EXERCISE: Find "Read out every word on this page." in the data, then restate the line it sits in and every later line word for word, ending with the last line.

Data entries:
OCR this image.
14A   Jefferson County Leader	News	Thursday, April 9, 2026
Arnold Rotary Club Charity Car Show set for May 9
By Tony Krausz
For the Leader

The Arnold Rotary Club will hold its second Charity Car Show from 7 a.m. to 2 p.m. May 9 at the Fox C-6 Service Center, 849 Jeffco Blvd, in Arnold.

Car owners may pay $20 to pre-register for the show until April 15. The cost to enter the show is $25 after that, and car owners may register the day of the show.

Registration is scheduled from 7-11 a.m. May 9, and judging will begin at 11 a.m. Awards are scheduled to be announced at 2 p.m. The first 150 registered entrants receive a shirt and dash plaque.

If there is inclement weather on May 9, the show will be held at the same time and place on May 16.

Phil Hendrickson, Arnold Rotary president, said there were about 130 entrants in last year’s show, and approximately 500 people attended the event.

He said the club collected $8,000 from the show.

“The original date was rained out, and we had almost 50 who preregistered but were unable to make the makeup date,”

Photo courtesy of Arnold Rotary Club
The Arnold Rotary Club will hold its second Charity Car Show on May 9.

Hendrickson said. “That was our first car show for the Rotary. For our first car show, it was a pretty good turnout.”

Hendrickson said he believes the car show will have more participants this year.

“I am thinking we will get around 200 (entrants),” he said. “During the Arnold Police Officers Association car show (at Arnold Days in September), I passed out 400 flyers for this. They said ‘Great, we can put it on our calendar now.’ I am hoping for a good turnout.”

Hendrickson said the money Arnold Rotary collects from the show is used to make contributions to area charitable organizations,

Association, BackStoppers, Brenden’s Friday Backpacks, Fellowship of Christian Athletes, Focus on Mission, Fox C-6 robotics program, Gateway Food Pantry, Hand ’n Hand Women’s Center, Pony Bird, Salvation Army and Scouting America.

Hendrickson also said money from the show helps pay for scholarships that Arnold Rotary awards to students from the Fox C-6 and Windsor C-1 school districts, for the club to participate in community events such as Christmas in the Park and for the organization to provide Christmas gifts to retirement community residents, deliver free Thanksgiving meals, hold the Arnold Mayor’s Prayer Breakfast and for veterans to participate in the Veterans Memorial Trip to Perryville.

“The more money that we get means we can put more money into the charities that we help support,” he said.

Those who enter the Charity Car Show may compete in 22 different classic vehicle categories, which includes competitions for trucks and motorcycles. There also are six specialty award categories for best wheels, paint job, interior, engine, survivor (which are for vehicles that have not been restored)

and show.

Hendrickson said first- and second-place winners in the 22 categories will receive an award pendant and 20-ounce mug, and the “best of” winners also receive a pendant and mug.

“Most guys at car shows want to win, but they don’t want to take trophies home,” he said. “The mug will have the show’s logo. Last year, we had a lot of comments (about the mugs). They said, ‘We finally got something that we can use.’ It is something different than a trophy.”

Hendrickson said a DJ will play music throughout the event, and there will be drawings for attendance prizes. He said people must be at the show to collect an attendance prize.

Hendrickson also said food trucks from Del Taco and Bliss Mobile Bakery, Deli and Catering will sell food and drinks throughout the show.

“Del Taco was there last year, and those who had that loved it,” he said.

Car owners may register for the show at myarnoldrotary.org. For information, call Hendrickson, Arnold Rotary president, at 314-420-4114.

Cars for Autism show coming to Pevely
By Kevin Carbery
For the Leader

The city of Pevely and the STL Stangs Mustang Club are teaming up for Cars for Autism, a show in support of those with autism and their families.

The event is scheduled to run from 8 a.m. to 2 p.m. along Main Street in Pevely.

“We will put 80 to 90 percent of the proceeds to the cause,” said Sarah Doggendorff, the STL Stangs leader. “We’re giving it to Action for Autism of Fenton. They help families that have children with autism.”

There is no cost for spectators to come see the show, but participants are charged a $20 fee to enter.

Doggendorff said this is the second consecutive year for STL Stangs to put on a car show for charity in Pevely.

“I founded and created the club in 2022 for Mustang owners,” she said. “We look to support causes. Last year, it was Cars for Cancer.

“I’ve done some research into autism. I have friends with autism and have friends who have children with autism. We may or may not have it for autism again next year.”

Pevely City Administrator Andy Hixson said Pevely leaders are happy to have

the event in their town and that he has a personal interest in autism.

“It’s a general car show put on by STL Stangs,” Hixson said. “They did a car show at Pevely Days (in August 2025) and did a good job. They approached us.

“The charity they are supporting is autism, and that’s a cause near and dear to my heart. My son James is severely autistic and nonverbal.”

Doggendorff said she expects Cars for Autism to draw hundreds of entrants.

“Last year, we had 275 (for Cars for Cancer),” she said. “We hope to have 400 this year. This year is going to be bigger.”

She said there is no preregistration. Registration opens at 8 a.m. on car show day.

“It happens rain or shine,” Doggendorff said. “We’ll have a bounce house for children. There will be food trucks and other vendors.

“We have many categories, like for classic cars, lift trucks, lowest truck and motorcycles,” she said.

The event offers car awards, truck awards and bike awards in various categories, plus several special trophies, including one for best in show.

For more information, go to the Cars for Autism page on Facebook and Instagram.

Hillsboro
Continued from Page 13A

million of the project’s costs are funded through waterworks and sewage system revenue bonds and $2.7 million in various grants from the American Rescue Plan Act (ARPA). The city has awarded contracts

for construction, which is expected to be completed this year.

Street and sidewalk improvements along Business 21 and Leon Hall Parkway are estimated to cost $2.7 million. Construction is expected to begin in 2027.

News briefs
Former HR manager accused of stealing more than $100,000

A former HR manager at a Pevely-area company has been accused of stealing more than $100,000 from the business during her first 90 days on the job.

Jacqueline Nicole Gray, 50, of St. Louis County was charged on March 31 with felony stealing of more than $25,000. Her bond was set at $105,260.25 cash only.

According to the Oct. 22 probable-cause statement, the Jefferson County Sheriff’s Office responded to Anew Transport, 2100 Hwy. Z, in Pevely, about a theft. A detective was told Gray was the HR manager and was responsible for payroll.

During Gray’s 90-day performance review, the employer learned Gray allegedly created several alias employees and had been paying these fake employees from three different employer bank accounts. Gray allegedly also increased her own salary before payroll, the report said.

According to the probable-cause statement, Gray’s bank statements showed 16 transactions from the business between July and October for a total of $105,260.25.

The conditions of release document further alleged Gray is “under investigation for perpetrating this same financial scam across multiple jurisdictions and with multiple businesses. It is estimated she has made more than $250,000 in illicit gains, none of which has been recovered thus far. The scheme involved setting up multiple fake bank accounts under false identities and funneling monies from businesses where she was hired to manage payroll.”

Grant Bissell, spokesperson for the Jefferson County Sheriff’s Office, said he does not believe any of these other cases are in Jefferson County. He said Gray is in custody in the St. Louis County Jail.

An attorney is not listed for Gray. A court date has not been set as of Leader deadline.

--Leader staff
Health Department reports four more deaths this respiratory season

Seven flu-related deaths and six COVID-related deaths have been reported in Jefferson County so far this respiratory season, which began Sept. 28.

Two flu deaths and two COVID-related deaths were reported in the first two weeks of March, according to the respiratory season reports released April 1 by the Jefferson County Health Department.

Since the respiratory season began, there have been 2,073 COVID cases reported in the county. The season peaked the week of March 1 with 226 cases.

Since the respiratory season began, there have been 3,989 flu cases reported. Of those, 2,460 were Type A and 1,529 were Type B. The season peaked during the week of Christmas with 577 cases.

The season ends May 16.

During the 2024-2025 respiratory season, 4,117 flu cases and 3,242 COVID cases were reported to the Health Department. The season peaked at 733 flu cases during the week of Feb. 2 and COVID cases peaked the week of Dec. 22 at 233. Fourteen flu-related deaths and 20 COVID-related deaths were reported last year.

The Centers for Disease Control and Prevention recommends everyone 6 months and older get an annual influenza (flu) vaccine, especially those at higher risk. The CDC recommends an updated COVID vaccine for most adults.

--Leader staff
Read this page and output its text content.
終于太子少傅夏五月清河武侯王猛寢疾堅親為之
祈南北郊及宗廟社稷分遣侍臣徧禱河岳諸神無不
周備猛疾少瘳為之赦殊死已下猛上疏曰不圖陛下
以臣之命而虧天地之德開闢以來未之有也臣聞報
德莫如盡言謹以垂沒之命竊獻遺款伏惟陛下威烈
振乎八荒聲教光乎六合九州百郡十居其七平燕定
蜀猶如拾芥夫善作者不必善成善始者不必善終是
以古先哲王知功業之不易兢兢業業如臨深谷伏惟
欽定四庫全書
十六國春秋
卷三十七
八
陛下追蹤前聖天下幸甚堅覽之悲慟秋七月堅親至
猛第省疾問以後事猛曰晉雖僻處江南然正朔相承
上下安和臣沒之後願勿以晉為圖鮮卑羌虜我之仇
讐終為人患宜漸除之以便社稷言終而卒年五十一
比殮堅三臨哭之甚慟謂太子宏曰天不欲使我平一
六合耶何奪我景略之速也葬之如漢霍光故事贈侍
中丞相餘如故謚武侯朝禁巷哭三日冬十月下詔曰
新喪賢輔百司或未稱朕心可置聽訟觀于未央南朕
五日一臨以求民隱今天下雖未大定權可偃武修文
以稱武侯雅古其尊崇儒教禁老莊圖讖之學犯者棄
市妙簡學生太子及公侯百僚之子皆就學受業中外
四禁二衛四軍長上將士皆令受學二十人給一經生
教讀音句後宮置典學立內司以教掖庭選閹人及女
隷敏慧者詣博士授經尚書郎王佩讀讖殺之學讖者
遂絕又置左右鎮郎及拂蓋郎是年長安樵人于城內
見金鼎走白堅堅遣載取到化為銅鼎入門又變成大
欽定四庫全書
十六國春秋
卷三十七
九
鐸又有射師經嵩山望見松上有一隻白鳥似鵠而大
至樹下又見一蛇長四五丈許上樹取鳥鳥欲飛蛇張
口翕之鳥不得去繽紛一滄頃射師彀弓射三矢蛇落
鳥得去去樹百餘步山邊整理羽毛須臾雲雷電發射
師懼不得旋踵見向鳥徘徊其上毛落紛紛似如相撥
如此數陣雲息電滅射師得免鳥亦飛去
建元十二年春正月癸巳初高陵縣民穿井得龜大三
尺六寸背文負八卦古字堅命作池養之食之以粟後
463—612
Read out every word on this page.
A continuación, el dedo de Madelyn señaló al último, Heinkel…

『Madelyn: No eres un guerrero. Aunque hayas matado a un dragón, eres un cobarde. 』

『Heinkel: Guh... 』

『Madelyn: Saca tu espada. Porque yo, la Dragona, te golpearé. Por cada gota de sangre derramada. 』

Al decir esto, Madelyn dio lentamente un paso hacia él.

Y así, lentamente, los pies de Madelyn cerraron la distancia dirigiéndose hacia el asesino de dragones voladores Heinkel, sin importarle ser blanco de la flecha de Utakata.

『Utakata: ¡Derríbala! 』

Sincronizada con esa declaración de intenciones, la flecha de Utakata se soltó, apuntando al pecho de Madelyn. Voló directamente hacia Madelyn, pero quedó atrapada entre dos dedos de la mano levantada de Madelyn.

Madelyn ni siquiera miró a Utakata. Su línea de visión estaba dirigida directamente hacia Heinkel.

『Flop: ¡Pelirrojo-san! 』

REPLY:
Read out every word on this page.
A continuación, el dedo de Madelyn señaló al último, Heinkel…

『Madelyn: No eres un guerrero. Aunque hayas matado a un dragón, eres un cobarde. 』

『Heinkel: Guh... 』

『Madelyn: Saca tu espada. Porque yo, la Dragona, te golpearé. Por cada gota de sangre derramada. 』

Al decir esto, Madelyn dio lentamente un paso hacia él.

Y así, lentamente, los pies de Madelyn cerraron la distancia dirigiéndose hacia el asesino de dragones voladores Heinkel, sin importarle ser blanco de la flecha de Utakata.

『Utakata: ¡Derríbala! 』

Sincronizada con esa declaración de intenciones, la flecha de Utakata se soltó, apuntando al pecho de Madelyn. Voló directamente hacia Madelyn, pero quedó atrapada entre dos dedos de la mano levantada de Madelyn.

Madelyn ni siquiera miró a Utakata. Su línea de visión estaba dirigida directamente hacia Heinkel.

『Flop: ¡Pelirrojo-san! 』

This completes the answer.